For each line below that contains the string "Nouvelle", copy that line.

::: MATERIAL FOR THIS EXERCISE

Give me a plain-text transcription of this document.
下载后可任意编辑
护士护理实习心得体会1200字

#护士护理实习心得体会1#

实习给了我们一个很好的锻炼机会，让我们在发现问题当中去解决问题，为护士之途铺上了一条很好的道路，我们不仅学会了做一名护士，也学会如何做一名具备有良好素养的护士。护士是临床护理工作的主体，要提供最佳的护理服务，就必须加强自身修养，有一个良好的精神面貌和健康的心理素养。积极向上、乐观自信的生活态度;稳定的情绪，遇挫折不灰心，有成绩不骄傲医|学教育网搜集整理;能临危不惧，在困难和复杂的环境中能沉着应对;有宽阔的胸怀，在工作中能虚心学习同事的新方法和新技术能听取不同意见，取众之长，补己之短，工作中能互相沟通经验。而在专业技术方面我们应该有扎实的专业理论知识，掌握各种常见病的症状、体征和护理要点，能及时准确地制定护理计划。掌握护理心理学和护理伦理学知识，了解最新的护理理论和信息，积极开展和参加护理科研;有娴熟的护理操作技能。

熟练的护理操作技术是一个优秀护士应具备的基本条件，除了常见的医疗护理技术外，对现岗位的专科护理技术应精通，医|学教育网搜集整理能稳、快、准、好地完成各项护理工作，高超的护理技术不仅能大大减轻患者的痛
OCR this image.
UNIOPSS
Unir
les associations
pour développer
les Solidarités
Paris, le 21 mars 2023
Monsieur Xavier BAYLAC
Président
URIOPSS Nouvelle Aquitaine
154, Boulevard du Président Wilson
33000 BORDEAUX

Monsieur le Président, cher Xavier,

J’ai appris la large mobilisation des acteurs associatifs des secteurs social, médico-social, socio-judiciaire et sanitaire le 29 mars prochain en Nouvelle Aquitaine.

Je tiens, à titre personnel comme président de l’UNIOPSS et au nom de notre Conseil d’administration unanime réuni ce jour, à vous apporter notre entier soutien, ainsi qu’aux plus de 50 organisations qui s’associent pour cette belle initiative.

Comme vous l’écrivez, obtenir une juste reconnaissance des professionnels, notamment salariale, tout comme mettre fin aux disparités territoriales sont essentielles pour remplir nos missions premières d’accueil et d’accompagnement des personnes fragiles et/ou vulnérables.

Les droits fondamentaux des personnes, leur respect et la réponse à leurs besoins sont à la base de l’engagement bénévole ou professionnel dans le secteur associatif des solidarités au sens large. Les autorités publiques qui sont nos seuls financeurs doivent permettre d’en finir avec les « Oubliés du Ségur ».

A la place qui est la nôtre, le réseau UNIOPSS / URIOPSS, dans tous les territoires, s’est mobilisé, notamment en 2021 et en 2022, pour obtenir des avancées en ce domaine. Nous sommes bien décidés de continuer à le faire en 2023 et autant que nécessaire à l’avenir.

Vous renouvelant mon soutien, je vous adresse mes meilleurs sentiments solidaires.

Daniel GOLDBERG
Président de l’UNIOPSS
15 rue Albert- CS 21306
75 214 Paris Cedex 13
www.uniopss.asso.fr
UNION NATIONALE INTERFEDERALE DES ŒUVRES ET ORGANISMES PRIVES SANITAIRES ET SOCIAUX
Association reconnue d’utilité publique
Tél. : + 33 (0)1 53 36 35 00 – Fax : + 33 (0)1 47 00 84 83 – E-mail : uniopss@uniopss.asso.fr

::::::

*TASK RESULT*
URIOPSS Nouvelle Aquitaine
J’ai appris la large mobilisation des acteurs associatifs des secteurs social, médico-social, socio-judiciaire et sanitaire le 29 mars prochain en Nouvelle Aquitaine.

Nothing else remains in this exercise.